### Directions for this task
Retype the listing that follows, exactly as written.

### Records for the task
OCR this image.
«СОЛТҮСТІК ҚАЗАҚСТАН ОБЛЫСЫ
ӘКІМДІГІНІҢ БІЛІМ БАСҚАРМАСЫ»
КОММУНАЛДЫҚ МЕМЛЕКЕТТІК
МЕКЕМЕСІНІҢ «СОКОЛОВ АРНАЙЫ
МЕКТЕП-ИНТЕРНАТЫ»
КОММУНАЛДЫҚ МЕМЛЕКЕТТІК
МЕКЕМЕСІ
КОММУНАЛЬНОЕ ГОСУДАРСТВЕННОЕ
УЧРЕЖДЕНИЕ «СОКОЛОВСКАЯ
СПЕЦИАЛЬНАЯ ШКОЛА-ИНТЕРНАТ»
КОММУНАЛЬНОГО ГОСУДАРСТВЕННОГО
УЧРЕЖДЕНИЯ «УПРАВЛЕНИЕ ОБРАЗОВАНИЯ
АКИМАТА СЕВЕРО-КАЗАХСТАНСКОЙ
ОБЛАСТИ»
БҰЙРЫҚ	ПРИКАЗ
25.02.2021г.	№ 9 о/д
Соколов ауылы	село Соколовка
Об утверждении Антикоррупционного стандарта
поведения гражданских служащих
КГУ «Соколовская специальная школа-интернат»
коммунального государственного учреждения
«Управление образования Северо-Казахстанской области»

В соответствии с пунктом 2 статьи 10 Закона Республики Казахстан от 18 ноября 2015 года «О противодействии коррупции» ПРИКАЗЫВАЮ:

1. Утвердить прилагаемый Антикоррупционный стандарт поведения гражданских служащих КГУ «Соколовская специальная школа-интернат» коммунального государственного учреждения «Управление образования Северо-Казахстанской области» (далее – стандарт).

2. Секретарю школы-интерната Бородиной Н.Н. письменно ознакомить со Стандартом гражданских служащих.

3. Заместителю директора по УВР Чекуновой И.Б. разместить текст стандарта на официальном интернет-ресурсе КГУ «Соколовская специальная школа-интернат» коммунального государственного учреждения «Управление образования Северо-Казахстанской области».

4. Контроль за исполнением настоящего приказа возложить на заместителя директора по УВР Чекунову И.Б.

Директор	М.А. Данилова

### Response below
OCR this image.
«СОЛТҮСТІК ҚАЗАҚСТАН ОБЛЫСЫ
ӘКІМДІГІНІҢ БІЛІМ БАСҚАРМАСЫ»
КОММУНАЛДЫҚ МЕМЛЕКЕТТІК
МЕКЕМЕСІНІҢ «СОКОЛОВ АРНАЙЫ
МЕКТЕП-ИНТЕРНАТЫ»
КОММУНАЛДЫҚ МЕМЛЕКЕТТІК
МЕКЕМЕСІ
КОММУНАЛЬНОЕ ГОСУДАРСТВЕННОЕ
УЧРЕЖДЕНИЕ «СОКОЛОВСКАЯ
СПЕЦИАЛЬНАЯ ШКОЛА-ИНТЕРНАТ»
КОММУНАЛЬНОГО ГОСУДАРСТВЕННОГО
УЧРЕЖДЕНИЯ «УПРАВЛЕНИЕ ОБРАЗОВАНИЯ
АКИМАТА СЕВЕРО-КАЗАХСТАНСКОЙ
ОБЛАСТИ»
БҰЙРЫҚ	ПРИКАЗ
25.02.2021г.	№ 9 о/д
Соколов ауылы	село Соколовка
Об утверждении Антикоррупционного стандарта
поведения гражданских служащих
КГУ «Соколовская специальная школа-интернат»
коммунального государственного учреждения
«Управление образования Северо-Казахстанской области»

В соответствии с пунктом 2 статьи 10 Закона Республики Казахстан от 18 ноября 2015 года «О противодействии коррупции» ПРИКАЗЫВАЮ:

1. Утвердить прилагаемый Антикоррупционный стандарт поведения гражданских служащих КГУ «Соколовская специальная школа-интернат» коммунального государственного учреждения «Управление образования Северо-Казахстанской области» (далее – стандарт).

2. Секретарю школы-интерната Бородиной Н.Н. письменно ознакомить со Стандартом гражданских служащих.

3. Заместителю директора по УВР Чекуновой И.Б. разместить текст стандарта на официальном интернет-ресурсе КГУ «Соколовская специальная школа-интернат» коммунального государственного учреждения «Управление образования Северо-Казахстанской области».

4. Контроль за исполнением настоящего приказа возложить на заместителя директора по УВР Чекунову И.Б.

Директор	М.А. Данилова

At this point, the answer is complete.